Problem details ::
Every line below should be repeated exactly.

(Records contained in a dataset)
[BEGIN]

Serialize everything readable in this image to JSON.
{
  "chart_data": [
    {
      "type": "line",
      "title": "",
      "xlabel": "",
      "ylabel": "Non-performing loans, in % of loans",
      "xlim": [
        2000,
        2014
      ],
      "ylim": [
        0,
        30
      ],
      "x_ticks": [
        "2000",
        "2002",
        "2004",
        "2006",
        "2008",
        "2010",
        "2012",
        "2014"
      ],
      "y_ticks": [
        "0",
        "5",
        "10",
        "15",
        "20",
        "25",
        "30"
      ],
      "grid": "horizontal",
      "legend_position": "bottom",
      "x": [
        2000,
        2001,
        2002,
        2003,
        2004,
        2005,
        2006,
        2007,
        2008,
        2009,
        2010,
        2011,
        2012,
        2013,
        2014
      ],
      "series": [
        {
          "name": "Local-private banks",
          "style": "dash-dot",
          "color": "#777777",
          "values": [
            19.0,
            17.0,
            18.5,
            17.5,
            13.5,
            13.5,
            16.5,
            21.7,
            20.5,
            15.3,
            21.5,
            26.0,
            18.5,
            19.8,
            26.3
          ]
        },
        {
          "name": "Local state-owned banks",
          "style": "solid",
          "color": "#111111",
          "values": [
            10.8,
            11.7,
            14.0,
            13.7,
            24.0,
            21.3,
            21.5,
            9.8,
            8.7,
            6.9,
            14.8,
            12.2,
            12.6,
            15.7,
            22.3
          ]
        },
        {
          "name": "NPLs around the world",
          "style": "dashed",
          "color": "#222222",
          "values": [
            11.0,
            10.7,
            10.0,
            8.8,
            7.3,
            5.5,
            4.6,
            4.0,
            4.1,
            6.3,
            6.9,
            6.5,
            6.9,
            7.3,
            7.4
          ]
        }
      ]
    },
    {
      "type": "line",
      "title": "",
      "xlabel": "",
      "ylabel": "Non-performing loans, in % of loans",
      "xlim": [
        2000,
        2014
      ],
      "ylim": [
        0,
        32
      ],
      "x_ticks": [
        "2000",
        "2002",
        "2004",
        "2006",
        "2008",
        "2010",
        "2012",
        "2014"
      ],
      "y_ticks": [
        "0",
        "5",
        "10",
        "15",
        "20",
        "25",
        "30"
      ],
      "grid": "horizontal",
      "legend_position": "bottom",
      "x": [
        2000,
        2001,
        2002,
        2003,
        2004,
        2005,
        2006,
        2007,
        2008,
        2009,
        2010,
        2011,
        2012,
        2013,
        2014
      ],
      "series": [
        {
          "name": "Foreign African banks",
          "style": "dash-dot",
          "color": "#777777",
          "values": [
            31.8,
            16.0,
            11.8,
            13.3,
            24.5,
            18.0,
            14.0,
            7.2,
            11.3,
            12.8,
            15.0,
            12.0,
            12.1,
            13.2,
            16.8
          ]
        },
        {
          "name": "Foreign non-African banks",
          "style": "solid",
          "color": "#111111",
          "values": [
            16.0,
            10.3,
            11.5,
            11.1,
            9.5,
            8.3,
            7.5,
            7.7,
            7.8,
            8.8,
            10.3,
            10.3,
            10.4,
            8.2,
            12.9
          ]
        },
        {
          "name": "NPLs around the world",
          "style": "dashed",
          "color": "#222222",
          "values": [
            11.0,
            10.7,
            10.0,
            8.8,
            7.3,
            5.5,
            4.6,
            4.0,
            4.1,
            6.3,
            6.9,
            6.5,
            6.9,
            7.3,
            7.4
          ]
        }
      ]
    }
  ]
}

[END]

Task response ::
Serialize everything readable in this image to JSON.
{
  "chart_data": [
    {
      "type": "line",
      "title": "",
      "xlabel": "",
      "ylabel": "Non-performing loans, in % of loans",
      "xlim": [
        2000,
        2014
      ],
      "ylim": [
        0,
        30
      ],
      "x_ticks": [
        "2000",
        "2002",
        "2004",
        "2006",
        "2008",
        "2010",
        "2012",
        "2014"
      ],
      "y_ticks": [
        "0",
        "5",
        "10",
        "15",
        "20",
        "25",
        "30"
      ],
      "grid": "horizontal",
      "legend_position": "bottom",
      "x": [
        2000,
        2001,
        2002,
        2003,
        2004,
        2005,
        2006,
        2007,
        2008,
        2009,
        2010,
        2011,
        2012,
        2013,
        2014
      ],
      "series": [
        {
          "name": "Local-private banks",
          "style": "dash-dot",
          "color": "#777777",
          "values": [
            19.0,
            17.0,
            18.5,
            17.5,
            13.5,
            13.5,
            16.5,
            21.7,
            20.5,
            15.3,
            21.5,
            26.0,
            18.5,
            19.8,
            26.3
          ]
        },
        {
          "name": "Local state-owned banks",
          "style": "solid",
          "color": "#111111",
          "values": [
            10.8,
            11.7,
            14.0,
            13.7,
            24.0,
            21.3,
            21.5,
            9.8,
            8.7,
            6.9,
            14.8,
            12.2,
            12.6,
            15.7,
            22.3
          ]
        },
        {
          "name": "NPLs around the world",
          "style": "dashed",
          "color": "#222222",
          "values": [
            11.0,
            10.7,
            10.0,
            8.8,
            7.3,
            5.5,
            4.6,
            4.0,
            4.1,
            6.3,
            6.9,
            6.5,
            6.9,
            7.3,
            7.4
          ]
        }
      ]
    },
    {
      "type": "line",
      "title": "",
      "xlabel": "",
      "ylabel": "Non-performing loans, in % of loans",
      "xlim": [
        2000,
        2014
      ],
      "ylim": [
        0,
        32
      ],
      "x_ticks": [
        "2000",
        "2002",
        "2004",
        "2006",
        "2008",
        "2010",
        "2012",
        "2014"
      ],
      "y_ticks": [
        "0",
        "5",
        "10",
        "15",
        "20",
        "25",
        "30"
      ],
      "grid": "horizontal",
      "legend_position": "bottom",
      "x": [
        2000,
        2001,
        2002,
        2003,
        2004,
        2005,
        2006,
        2007,
        2008,
        2009,
        2010,
        2011,
        2012,
        2013,
        2014
      ],
      "series": [
        {
          "name": "Foreign African banks",
          "style": "dash-dot",
          "color": "#777777",
          "values": [
            31.8,
            16.0,
            11.8,
            13.3,
            24.5,
            18.0,
            14.0,
            7.2,
            11.3,
            12.8,
            15.0,
            12.0,
            12.1,
            13.2,
            16.8
          ]
        },
        {
          "name": "Foreign non-African banks",
          "style": "solid",
          "color": "#111111",
          "values": [
            16.0,
            10.3,
            11.5,
            11.1,
            9.5,
            8.3,
            7.5,
            7.7,
            7.8,
            8.8,
            10.3,
            10.3,
            10.4,
            8.2,
            12.9
          ]
        },
        {
          "name": "NPLs around the world",
          "style": "dashed",
          "color": "#222222",
          "values": [
            11.0,
            10.7,
            10.0,
            8.8,
            7.3,
            5.5,
            4.6,
            4.0,
            4.1,
            6.3,
            6.9,
            6.5,
            6.9,
            7.3,
            7.4
          ]
        }
      ]
    }
  ]
}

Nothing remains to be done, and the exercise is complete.